Johnson made his first appearance in a regular season NFL game in Week 3 against the New York Giants. When Johnson replaced Byron Leftwich as Tampa Bay's quarterback with 9:33 remaining, the Buccaneers had accumulated only 35 total yards and one first down against the favored Giants. Taking his first pro snap, Johnson found Antonio Bryant for six yards, marking the afternoon's first reception by a Tampa Bay wide receiver. Johnson ran for 15 yards and added three more completions for 30 yards as the Buccaneers finished the 24–0 loss with 86 yards. Johnson drove the Buccaneers from their own 24 to the New York five-yard line in his only possession. One of Johnson's passes zipped through Michael Clayton's hands in the end zone. Johnson was named the starting quarterback for the Week 4 matchup against the Washington Redskins. He threw his first career touchdown pass to Antonio Bryant on his first pass of the game and finished the 16–13 road loss with 106 passing yards, the aforementioned touchdown, and an interception to go along with seven carries for 41 yards.

During a Week 5 33–14 road loss to the Philadelphia Eagles, Johnson threw for 240 yards, two touchdowns, and three interceptions while also rushing five times for 40 yards. In the next game against the Carolina Panthers, he had 147 passing yards and an interception to go along with eight carries for 45 yards during the 28–21 loss. The following week against the New England Patriots in London, Johnson completed nine of 26 passes for 156 yards, a touchdown, and three interceptions in the 35–7 loss.

⁂

§ Tasks
1. Translate this sentence from the passage on Johnson's early NFL games into Spanish: "One of Johnson's passes zipped through Michael Clayton's hands in the end zone."
2. Using the passage on Johnson's early NFL games, decide whether each statement agrees with it. Answer yes or no, and quote the words that settle it. (a) Johnson came in for Byron Leftwich in the Week 3 game against the Giants. (b) Tampa Bay won the Week 4 game against the Redskins. (c) Johnson threw two touchdown passes in the London game against the Patriots.
3. Reproduce word for word part of the passage on Johnson's early NFL games. Begin at the words "During a Week" and stop after "the 35–7 loss.".
The records come from a separate source, unrelated to the passage on Johnson's early NFL games.

§ Data for analysis
⁂

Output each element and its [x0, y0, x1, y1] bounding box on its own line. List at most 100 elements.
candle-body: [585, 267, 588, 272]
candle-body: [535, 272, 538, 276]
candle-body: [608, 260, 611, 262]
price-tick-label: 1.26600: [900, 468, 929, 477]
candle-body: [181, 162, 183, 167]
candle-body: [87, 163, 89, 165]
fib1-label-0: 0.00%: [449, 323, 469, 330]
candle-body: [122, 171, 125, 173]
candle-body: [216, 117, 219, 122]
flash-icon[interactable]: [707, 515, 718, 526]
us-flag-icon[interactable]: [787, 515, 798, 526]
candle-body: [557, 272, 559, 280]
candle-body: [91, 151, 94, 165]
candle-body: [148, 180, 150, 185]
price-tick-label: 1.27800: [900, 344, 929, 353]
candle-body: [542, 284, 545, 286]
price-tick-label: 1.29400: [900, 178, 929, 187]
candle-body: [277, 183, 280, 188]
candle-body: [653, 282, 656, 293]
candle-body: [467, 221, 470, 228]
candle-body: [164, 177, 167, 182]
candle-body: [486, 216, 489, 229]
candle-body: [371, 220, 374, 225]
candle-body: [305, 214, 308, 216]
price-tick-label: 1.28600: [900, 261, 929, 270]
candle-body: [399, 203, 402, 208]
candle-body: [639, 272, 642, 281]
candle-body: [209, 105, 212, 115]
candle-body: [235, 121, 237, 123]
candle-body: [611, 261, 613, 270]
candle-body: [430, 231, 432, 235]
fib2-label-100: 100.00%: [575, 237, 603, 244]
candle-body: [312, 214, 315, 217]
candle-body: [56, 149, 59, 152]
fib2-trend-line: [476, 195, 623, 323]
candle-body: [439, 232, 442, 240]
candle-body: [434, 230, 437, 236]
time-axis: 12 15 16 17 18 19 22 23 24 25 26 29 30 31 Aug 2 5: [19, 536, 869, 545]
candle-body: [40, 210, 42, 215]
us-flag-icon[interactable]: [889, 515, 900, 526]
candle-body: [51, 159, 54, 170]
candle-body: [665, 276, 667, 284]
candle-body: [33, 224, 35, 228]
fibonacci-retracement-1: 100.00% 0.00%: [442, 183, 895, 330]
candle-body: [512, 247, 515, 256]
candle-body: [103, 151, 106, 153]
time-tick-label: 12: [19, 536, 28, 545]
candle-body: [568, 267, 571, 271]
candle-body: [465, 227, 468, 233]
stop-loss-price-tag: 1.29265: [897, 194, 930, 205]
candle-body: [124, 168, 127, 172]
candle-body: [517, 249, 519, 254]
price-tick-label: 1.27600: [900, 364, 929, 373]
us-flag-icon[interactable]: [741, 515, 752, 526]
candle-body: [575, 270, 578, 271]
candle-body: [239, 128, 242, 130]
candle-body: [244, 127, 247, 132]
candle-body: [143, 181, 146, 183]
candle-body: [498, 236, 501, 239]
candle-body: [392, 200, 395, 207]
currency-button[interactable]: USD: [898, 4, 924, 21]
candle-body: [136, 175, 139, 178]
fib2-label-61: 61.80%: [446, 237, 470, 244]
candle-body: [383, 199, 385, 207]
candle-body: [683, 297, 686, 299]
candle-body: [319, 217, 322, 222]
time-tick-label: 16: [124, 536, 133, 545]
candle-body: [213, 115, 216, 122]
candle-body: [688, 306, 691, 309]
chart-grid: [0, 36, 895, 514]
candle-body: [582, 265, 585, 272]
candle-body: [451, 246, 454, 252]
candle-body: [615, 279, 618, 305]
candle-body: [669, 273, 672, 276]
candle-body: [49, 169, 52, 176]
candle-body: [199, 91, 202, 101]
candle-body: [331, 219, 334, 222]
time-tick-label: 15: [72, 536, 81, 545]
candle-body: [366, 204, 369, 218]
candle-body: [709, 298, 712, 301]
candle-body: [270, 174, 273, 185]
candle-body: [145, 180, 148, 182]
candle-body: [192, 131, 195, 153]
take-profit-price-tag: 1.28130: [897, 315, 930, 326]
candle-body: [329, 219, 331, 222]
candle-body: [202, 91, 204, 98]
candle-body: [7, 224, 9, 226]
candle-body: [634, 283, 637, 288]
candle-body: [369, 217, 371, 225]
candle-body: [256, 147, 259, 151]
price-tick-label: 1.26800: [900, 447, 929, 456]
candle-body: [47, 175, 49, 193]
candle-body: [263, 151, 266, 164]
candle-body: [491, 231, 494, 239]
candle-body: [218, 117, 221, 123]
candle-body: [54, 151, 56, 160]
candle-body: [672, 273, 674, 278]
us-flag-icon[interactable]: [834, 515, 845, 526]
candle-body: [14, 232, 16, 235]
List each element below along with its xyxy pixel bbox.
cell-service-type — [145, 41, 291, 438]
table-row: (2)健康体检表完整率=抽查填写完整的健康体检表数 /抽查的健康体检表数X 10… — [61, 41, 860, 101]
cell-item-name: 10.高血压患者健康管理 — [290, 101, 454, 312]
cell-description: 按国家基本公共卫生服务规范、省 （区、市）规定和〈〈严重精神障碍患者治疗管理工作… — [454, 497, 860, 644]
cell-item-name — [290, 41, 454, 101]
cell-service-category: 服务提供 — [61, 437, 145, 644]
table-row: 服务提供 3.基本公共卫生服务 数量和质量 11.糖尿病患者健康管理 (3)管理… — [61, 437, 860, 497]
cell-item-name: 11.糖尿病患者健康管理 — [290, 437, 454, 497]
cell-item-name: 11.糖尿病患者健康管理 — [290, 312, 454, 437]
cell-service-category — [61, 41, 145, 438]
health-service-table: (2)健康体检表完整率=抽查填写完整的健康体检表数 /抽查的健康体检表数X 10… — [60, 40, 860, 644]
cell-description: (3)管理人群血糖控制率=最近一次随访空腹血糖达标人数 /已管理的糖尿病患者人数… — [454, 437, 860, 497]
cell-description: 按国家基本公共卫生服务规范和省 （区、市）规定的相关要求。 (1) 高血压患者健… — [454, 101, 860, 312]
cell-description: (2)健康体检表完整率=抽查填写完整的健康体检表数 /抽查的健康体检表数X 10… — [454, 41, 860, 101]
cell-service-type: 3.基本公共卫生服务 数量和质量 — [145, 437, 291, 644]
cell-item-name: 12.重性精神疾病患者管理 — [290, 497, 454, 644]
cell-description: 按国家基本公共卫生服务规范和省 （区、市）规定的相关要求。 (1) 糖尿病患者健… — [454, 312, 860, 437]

⁂

§ Answers to the problems
1. Uno de los pases de Johnson pasó zumbando entre las manos de Michael Clayton en la zona de anotación.

2.
(a) Yes: "When Johnson replaced Byron Leftwich as Tampa Bay's quarterback with 9:33 remaining"
(b) No: "finished the 16–13 road loss"
(c) No: "completed nine of 26 passes for 156 yards, a touchdown, and three interceptions in the 35–7 loss"

3.
During a Week 5 33–14 road loss to the Philadelphia Eagles, Johnson threw for 240 yards, two touchdowns, and three interceptions while also rushing five times for 40 yards. In the next game against the Carolina Panthers, he had 147 passing yards and an interception to go along with eight carries for 45 yards during the 28–21 loss. The following week against the New England Patriots in London, Johnson completed nine of 26 passes for 156 yards, a touchdown, and three interceptions in the 35–7 loss.